> **STATED EXERCISE**: Pick out the lines below that contain the string "structured" and copy them all.

> **INPUT MATERIAL**:
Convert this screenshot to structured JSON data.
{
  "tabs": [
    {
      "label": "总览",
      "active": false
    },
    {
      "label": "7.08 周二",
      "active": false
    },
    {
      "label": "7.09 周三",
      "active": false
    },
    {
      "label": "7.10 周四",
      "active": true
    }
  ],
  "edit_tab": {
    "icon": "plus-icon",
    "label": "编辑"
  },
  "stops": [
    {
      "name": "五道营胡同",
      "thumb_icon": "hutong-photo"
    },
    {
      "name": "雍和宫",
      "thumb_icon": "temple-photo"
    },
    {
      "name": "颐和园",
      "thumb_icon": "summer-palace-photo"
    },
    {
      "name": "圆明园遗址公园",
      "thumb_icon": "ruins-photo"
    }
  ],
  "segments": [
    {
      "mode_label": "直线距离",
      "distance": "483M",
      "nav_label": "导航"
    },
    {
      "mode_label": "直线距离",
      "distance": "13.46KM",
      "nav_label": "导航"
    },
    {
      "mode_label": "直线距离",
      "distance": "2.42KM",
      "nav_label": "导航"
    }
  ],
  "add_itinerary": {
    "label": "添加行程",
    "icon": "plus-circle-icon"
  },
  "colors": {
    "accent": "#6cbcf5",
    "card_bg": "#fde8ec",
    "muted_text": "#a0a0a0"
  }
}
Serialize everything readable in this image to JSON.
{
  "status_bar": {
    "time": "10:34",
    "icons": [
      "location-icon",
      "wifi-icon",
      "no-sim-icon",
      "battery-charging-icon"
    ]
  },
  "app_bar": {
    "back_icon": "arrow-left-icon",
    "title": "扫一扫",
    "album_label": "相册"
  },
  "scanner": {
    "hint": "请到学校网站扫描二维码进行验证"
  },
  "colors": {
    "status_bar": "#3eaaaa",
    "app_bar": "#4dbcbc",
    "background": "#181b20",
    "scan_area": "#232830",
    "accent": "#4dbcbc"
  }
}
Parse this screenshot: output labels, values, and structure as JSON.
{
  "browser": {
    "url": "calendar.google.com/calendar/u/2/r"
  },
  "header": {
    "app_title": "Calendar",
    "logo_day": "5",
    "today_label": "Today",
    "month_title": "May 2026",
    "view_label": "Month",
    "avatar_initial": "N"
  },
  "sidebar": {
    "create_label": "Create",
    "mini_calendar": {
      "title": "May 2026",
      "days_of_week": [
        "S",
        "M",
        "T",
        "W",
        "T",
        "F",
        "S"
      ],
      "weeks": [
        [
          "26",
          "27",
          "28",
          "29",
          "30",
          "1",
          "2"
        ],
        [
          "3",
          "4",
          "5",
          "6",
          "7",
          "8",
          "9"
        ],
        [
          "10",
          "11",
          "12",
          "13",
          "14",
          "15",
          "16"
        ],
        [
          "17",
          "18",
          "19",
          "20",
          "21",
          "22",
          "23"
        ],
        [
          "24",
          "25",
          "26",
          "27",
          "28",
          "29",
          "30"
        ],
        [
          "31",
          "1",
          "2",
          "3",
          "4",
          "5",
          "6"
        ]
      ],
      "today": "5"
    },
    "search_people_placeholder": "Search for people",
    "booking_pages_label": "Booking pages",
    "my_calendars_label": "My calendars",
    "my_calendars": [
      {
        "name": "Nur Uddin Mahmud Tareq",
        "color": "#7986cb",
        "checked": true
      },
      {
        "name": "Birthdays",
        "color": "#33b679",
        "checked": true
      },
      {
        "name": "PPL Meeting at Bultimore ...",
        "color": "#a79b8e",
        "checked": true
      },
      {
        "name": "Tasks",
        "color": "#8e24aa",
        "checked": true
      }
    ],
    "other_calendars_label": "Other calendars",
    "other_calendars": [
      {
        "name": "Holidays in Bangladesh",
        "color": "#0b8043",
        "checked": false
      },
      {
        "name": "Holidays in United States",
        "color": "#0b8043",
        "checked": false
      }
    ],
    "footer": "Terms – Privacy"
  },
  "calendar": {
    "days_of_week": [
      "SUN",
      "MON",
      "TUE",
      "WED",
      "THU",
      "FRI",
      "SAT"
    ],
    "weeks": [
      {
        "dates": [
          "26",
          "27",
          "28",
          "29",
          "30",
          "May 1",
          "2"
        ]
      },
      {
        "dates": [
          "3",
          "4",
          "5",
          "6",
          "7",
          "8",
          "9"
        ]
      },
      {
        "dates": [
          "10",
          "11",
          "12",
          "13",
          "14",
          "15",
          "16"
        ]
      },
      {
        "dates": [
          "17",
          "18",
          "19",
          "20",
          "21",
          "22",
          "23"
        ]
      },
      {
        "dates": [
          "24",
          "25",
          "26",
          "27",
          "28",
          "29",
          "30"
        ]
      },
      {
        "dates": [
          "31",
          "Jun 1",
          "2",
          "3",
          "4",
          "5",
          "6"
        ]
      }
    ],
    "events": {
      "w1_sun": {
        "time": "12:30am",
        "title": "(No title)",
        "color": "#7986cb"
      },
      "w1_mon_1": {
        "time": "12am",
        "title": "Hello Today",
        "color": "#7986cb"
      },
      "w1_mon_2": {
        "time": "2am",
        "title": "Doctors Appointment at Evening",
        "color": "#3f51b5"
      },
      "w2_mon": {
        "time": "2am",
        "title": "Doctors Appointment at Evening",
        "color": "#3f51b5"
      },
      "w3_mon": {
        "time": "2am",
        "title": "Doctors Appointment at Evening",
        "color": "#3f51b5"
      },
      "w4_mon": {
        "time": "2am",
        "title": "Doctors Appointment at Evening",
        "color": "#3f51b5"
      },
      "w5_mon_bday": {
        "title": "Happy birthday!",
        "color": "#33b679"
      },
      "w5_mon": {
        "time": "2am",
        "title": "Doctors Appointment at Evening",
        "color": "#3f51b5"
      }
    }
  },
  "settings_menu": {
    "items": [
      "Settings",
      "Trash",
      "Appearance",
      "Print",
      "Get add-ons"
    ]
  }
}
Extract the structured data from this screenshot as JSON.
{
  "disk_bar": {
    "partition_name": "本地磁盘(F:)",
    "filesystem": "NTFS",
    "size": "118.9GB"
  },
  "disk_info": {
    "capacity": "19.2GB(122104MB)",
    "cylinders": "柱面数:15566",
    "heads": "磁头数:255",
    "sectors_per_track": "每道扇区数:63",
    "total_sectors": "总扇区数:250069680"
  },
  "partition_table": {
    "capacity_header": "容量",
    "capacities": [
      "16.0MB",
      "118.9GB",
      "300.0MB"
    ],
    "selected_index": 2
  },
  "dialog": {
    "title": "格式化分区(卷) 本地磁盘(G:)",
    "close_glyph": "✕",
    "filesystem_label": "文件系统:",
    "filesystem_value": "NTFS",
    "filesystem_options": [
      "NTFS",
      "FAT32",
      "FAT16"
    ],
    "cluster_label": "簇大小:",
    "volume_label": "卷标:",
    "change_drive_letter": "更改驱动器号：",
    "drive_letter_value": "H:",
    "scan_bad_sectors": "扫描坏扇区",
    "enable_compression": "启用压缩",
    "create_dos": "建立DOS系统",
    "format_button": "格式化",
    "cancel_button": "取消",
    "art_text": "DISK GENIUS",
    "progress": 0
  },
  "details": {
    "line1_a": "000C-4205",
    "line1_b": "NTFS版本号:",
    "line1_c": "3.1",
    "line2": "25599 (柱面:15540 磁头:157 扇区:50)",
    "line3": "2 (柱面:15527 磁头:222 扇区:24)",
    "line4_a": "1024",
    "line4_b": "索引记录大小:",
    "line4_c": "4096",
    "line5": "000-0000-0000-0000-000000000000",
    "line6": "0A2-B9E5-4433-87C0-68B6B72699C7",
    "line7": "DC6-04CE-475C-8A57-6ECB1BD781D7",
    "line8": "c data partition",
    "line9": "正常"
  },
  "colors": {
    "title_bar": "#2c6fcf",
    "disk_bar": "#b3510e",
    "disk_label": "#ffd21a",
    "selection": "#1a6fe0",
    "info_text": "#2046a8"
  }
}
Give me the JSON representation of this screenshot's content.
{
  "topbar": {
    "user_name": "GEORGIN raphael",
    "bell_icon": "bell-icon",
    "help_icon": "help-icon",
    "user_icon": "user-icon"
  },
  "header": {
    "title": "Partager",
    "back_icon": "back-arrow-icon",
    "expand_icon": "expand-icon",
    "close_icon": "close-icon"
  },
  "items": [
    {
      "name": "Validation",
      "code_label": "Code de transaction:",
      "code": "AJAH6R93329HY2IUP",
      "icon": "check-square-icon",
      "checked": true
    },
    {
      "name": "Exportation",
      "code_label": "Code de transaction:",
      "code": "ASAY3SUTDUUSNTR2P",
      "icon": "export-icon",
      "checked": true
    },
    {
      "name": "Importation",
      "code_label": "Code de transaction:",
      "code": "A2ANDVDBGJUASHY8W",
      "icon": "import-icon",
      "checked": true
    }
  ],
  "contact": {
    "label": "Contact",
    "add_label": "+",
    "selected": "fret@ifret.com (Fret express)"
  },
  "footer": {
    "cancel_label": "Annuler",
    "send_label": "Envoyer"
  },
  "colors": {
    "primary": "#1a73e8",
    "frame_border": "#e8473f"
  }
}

> **ANSWER IN FULL**:
Convert this screenshot to structured JSON data.
Extract the structured data from this screenshot as JSON.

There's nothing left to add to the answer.